Give the number of lines in the listing below that include the word "this", with nothing more.
[Start Data supplied]
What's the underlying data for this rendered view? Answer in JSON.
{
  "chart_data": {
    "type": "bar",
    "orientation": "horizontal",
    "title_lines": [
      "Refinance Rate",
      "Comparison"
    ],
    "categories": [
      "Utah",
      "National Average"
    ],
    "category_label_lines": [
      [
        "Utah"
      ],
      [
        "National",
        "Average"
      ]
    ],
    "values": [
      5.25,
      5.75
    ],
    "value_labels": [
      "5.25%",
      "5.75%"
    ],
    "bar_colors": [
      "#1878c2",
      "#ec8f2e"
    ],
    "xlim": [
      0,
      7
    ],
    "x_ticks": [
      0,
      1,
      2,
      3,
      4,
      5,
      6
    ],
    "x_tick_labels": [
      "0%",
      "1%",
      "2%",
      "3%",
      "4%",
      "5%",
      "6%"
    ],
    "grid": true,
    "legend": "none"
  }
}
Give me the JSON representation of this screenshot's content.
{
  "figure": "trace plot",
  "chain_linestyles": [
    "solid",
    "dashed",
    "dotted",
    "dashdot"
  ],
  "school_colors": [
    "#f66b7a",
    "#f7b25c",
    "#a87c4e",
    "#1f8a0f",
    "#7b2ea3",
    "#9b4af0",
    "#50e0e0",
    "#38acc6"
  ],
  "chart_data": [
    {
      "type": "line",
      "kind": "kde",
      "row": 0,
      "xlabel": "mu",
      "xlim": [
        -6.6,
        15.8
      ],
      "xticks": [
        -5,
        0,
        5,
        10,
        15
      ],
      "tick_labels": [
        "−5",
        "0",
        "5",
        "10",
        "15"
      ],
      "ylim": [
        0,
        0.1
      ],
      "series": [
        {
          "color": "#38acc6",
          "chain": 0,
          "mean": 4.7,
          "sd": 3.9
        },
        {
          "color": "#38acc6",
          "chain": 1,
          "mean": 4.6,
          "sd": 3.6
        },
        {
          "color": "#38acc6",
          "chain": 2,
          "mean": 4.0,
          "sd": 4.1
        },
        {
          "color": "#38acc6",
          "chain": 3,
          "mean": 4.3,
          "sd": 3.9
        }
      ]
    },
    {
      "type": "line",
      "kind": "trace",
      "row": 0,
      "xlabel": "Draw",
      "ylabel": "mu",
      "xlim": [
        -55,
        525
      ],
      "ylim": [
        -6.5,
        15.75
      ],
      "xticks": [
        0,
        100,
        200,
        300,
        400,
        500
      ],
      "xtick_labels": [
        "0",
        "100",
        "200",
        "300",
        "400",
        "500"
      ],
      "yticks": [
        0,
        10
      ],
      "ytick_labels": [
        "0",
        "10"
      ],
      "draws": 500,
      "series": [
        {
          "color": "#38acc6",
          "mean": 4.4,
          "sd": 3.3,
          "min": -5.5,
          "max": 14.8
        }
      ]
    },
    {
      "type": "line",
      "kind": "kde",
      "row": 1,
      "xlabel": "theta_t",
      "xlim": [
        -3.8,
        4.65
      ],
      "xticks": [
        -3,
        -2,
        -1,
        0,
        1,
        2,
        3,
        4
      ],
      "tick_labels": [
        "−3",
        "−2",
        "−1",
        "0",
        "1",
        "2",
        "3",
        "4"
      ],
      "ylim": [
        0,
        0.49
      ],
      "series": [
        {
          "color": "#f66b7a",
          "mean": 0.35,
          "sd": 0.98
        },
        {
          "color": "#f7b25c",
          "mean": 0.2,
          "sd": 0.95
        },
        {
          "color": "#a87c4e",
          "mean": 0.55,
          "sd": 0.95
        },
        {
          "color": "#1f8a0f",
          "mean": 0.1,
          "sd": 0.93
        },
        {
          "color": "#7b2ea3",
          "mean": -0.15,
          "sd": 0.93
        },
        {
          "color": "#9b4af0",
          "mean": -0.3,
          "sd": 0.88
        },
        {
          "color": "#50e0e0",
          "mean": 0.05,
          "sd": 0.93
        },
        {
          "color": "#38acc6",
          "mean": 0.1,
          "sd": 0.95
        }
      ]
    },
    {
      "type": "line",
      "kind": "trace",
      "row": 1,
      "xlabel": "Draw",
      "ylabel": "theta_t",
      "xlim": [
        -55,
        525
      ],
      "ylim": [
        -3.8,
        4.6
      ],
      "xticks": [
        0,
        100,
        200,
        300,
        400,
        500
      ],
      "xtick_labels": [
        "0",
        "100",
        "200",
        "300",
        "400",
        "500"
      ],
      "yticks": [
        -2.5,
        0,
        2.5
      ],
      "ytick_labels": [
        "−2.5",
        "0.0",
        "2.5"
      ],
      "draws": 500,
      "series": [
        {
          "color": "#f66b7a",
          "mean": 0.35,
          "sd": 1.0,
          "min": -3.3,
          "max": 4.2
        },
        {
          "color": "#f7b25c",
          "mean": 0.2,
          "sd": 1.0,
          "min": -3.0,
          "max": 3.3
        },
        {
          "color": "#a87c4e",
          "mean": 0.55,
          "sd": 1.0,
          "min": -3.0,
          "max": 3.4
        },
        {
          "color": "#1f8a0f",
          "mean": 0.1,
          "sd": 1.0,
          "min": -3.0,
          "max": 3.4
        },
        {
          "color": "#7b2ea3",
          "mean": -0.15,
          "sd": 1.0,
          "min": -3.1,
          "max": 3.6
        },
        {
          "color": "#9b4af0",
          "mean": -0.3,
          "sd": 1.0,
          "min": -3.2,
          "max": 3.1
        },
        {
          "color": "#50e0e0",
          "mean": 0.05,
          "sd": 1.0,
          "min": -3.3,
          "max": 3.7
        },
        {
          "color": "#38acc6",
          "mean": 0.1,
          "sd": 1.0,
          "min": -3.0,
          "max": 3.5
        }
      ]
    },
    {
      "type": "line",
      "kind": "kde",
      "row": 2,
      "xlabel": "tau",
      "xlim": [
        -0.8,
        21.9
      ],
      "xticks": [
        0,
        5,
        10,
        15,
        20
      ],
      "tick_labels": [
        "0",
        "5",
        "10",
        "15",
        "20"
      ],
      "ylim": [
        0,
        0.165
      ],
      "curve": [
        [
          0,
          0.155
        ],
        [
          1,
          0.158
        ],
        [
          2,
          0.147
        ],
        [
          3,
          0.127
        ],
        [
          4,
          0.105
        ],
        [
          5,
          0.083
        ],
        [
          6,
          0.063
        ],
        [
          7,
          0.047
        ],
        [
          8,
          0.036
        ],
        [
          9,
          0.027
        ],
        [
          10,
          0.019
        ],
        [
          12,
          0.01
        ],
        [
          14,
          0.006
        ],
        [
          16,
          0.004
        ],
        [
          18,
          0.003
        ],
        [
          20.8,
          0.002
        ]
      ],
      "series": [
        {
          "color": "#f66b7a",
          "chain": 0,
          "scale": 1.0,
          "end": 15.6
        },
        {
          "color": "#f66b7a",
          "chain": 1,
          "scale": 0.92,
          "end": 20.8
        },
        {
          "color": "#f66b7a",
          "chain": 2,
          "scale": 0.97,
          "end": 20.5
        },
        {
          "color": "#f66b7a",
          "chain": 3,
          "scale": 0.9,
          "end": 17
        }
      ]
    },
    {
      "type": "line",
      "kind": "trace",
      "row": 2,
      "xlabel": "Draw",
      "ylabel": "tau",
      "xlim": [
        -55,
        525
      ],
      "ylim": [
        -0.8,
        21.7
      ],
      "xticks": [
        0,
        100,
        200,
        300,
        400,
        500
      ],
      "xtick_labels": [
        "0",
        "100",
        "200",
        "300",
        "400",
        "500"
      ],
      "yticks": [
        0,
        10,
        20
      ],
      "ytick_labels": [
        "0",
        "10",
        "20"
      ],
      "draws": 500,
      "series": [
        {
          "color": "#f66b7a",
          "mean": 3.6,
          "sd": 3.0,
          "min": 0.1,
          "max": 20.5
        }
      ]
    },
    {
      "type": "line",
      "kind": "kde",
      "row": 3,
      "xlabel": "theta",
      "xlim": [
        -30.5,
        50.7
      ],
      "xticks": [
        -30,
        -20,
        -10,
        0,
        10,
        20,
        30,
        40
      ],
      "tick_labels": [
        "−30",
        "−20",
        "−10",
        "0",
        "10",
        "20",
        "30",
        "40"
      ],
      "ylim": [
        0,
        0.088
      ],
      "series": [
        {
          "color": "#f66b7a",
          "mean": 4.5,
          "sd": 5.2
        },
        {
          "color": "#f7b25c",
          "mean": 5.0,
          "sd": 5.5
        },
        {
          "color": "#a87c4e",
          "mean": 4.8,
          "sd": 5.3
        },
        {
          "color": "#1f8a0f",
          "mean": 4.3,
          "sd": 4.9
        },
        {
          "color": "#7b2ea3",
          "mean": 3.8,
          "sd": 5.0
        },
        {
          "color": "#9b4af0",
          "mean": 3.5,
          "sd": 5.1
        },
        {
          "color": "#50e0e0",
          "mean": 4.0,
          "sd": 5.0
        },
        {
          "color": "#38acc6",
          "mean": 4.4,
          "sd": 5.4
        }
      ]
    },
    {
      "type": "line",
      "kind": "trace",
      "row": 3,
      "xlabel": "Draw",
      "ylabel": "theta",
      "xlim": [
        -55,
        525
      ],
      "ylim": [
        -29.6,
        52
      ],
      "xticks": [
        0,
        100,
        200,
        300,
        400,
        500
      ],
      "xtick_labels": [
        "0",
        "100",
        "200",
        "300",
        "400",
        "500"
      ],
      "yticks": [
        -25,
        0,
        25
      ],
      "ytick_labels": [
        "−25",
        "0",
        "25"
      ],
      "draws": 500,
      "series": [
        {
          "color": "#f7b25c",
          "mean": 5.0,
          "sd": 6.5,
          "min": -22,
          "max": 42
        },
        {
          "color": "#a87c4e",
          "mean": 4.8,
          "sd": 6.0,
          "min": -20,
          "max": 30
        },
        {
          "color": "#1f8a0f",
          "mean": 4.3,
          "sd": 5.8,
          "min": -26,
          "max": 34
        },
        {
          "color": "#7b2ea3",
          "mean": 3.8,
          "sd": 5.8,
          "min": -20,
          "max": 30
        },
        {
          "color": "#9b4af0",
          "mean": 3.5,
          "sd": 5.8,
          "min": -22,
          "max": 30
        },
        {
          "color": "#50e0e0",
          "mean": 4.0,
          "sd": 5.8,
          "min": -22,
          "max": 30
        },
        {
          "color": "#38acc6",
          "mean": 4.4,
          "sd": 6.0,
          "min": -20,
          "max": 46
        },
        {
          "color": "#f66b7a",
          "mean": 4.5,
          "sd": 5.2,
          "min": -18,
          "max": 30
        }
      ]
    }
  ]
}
[End Data supplied]
§ Task result
2